Find and copy each line of the records where the string "title" shows up.
## BEGIN ROWS
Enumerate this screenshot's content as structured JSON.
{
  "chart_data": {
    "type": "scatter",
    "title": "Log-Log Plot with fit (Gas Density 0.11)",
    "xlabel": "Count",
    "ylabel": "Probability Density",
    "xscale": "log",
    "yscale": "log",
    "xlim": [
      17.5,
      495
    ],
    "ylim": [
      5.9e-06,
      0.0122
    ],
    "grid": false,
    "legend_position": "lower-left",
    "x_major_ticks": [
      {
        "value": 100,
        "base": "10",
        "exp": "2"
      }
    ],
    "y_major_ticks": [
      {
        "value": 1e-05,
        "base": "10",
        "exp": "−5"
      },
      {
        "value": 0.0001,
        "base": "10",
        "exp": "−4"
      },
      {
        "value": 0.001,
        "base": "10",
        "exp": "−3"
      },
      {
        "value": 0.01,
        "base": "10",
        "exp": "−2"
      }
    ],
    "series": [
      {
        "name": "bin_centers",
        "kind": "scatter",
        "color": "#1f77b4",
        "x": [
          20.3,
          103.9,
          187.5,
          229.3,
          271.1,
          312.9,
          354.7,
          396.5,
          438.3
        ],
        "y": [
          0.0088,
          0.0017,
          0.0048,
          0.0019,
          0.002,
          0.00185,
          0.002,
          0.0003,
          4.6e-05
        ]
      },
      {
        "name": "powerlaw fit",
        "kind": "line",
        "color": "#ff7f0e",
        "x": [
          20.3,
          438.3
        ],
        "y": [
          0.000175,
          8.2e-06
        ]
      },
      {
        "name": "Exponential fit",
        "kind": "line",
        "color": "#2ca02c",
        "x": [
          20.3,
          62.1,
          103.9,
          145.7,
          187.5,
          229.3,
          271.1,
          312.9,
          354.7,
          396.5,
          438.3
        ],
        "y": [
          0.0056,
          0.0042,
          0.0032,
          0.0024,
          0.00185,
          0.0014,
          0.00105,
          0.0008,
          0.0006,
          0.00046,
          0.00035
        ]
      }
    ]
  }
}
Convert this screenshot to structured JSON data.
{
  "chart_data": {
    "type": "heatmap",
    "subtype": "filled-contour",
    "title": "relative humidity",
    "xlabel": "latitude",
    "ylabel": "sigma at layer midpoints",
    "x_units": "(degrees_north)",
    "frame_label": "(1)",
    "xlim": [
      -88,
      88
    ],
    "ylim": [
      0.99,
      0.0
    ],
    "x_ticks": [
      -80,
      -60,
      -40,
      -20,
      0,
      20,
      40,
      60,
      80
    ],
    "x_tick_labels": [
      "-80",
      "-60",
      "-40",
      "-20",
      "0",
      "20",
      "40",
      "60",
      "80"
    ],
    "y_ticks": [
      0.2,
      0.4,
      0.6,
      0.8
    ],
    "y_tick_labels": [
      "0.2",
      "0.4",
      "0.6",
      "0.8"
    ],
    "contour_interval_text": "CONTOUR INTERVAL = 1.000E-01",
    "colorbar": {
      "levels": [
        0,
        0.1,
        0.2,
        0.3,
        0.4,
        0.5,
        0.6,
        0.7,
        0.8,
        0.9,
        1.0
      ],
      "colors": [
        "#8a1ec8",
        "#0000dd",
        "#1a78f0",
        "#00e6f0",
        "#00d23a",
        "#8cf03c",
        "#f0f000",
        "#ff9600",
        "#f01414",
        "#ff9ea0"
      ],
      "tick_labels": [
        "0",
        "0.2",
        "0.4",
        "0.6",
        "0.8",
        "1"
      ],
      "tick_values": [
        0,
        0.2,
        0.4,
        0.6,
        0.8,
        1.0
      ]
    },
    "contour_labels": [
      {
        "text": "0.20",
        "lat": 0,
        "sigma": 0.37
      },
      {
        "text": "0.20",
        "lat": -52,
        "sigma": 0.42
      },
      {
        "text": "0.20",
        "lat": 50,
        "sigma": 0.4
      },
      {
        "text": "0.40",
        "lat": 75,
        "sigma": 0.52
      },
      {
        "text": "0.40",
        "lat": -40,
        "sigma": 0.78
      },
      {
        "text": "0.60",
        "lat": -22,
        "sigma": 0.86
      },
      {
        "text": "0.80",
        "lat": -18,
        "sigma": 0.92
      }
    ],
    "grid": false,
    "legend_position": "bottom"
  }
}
## END ROWS
--- SOLVED EXERCISE ---
    "title": "Log-Log Plot with fit (Gas Density 0.11)",
    "title": "relative humidity",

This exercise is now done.